[Dataset rows]
□ □ □
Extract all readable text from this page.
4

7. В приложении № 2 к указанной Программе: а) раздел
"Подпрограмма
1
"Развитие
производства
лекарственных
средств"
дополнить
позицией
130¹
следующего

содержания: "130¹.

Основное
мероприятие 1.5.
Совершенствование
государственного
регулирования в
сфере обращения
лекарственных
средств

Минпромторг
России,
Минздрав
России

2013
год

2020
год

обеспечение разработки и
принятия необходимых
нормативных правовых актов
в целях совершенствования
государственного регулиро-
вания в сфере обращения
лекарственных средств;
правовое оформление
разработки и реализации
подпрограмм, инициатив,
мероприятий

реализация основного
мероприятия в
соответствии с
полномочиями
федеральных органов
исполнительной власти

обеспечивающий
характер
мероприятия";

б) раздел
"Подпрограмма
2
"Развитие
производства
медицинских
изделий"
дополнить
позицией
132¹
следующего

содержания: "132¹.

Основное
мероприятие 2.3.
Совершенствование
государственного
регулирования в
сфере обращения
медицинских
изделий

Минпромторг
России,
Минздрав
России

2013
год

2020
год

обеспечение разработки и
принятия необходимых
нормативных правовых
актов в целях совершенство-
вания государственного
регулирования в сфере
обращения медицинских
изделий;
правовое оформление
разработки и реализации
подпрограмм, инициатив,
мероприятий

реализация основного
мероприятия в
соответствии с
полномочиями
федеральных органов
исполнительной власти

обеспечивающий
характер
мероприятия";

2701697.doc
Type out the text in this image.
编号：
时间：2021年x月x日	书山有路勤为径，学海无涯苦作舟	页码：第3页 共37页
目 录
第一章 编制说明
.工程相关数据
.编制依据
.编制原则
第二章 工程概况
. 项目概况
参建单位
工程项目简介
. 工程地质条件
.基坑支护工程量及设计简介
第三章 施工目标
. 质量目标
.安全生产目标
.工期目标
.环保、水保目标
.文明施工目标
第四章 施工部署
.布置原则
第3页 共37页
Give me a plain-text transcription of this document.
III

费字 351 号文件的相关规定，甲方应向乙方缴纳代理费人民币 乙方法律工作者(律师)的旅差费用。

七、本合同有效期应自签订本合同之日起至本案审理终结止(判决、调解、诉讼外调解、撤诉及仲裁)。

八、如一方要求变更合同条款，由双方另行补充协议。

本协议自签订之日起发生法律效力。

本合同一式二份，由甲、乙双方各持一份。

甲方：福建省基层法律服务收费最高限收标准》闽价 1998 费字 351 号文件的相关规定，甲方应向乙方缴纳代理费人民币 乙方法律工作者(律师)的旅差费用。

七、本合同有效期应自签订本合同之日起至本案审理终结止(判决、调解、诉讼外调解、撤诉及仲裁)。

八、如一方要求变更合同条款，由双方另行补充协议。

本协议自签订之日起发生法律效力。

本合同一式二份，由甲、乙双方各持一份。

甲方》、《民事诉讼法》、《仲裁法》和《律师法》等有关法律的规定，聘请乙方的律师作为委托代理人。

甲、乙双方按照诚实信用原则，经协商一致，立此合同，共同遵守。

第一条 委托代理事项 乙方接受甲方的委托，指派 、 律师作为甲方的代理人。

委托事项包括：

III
□ □ □
- To be done -
From the listing above, copy all lines holding the word "актов".

- Solution to this problem -
нормативных правовых актов
актов в целях совершенство-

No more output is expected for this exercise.